* START *

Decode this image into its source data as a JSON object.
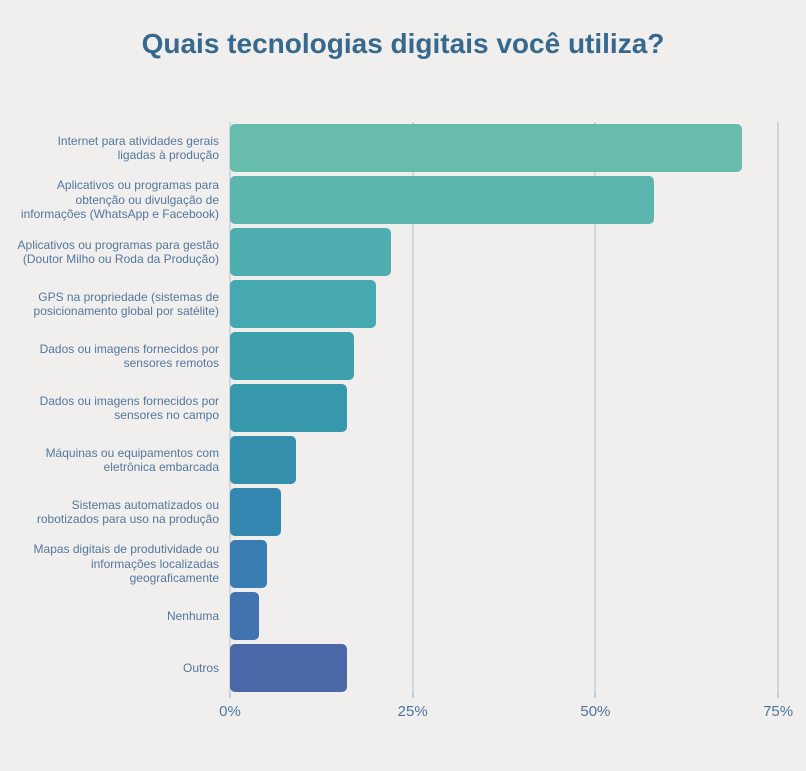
{
  "title": "Quais tecnologias digitais você utiliza?",
  "colors": {
    "background": "#f0efed",
    "title_text": "#37688e",
    "category_label_text": "#53779d",
    "tick_label_text": "#4d77a0",
    "gridline": "#ccd7e0"
  },
  "chart_data": {
    "type": "bar",
    "orientation": "horizontal",
    "title": "Quais tecnologias digitais você utiliza?",
    "unit": "%",
    "grid": true,
    "legend": false,
    "xlim": [
      0,
      78.8
    ],
    "x_ticks": [
      {
        "label": "0%",
        "value": 0
      },
      {
        "label": "25%",
        "value": 25
      },
      {
        "label": "50%",
        "value": 50
      },
      {
        "label": "75%",
        "value": 75
      }
    ],
    "categories": [
      "Internet para atividades gerais ligadas à produção",
      "Aplicativos ou programas para obtenção ou divulgação de informações (WhatsApp e Facebook)",
      "Aplicativos ou programas para gestão (Doutor Milho ou Roda da Produção)",
      "GPS na propriedade (sistemas de posicionamento global por satélite)",
      "Dados ou imagens fornecidos por sensores remotos",
      "Dados ou imagens fornecidos por sensores no campo",
      "Máquinas ou equipamentos com eletrônica embarcada",
      "Sistemas automatizados ou robotizados para uso na produção",
      "Mapas digitais de produtividade ou informações localizadas geograficamente",
      "Nenhuma",
      "Outros"
    ],
    "label_lines": [
      [
        "Internet para atividades gerais",
        "ligadas à produção"
      ],
      [
        "Aplicativos ou programas para",
        "obtenção ou divulgação de",
        "informações (WhatsApp e Facebook)"
      ],
      [
        "Aplicativos ou programas para gestão",
        "(Doutor Milho ou Roda da Produção)"
      ],
      [
        "GPS na propriedade (sistemas de",
        "posicionamento global por satélite)"
      ],
      [
        "Dados ou imagens fornecidos por",
        "sensores remotos"
      ],
      [
        "Dados ou imagens fornecidos por",
        "sensores no campo"
      ],
      [
        "Máquinas ou equipamentos com",
        "eletrônica embarcada"
      ],
      [
        "Sistemas automatizados ou",
        "robotizados para uso na produção"
      ],
      [
        "Mapas digitais de produtividade ou",
        "informações localizadas",
        "geograficamente"
      ],
      [
        "Nenhuma"
      ],
      [
        "Outros"
      ]
    ],
    "values": [
      70,
      58,
      22,
      20,
      17,
      16,
      9,
      7,
      5,
      4,
      16
    ],
    "bar_colors": [
      "#68bcab",
      "#5bb5ad",
      "#4fafb0",
      "#46a9b1",
      "#3fa1ae",
      "#3999ac",
      "#3590ae",
      "#3387b1",
      "#3a7db2",
      "#4272af",
      "#4a67a8"
    ]
  }
}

* END *

Exercise description
Quote the records above exactly, leaving out any pictures.

Written response
Decode this image into its source data as a JSON object.
{
  "title": "Quais tecnologias digitais você utiliza?",
  "colors": {
    "background": "#f0efed",
    "title_text": "#37688e",
    "category_label_text": "#53779d",
    "tick_label_text": "#4d77a0",
    "gridline": "#ccd7e0"
  },
  "chart_data": {
    "type": "bar",
    "orientation": "horizontal",
    "title": "Quais tecnologias digitais você utiliza?",
    "unit": "%",
    "grid": true,
    "legend": false,
    "xlim": [
      0,
      78.8
    ],
    "x_ticks": [
      {
        "label": "0%",
        "value": 0
      },
      {
        "label": "25%",
        "value": 25
      },
      {
        "label": "50%",
        "value": 50
      },
      {
        "label": "75%",
        "value": 75
      }
    ],
    "categories": [
      "Internet para atividades gerais ligadas à produção",
      "Aplicativos ou programas para obtenção ou divulgação de informações (WhatsApp e Facebook)",
      "Aplicativos ou programas para gestão (Doutor Milho ou Roda da Produção)",
      "GPS na propriedade (sistemas de posicionamento global por satélite)",
      "Dados ou imagens fornecidos por sensores remotos",
      "Dados ou imagens fornecidos por sensores no campo",
      "Máquinas ou equipamentos com eletrônica embarcada",
      "Sistemas automatizados ou robotizados para uso na produção",
      "Mapas digitais de produtividade ou informações localizadas geograficamente",
      "Nenhuma",
      "Outros"
    ],
    "label_lines": [
      [
        "Internet para atividades gerais",
        "ligadas à produção"
      ],
      [
        "Aplicativos ou programas para",
        "obtenção ou divulgação de",
        "informações (WhatsApp e Facebook)"
      ],
      [
        "Aplicativos ou programas para gestão",
        "(Doutor Milho ou Roda da Produção)"
      ],
      [
        "GPS na propriedade (sistemas de",
        "posicionamento global por satélite)"
      ],
      [
        "Dados ou imagens fornecidos por",
        "sensores remotos"
      ],
      [
        "Dados ou imagens fornecidos por",
        "sensores no campo"
      ],
      [
        "Máquinas ou equipamentos com",
        "eletrônica embarcada"
      ],
      [
        "Sistemas automatizados ou",
        "robotizados para uso na produção"
      ],
      [
        "Mapas digitais de produtividade ou",
        "informações localizadas",
        "geograficamente"
      ],
      [
        "Nenhuma"
      ],
      [
        "Outros"
      ]
    ],
    "values": [
      70,
      58,
      22,
      20,
      17,
      16,
      9,
      7,
      5,
      4,
      16
    ],
    "bar_colors": [
      "#68bcab",
      "#5bb5ad",
      "#4fafb0",
      "#46a9b1",
      "#3fa1ae",
      "#3999ac",
      "#3590ae",
      "#3387b1",
      "#3a7db2",
      "#4272af",
      "#4a67a8"
    ]
  }
}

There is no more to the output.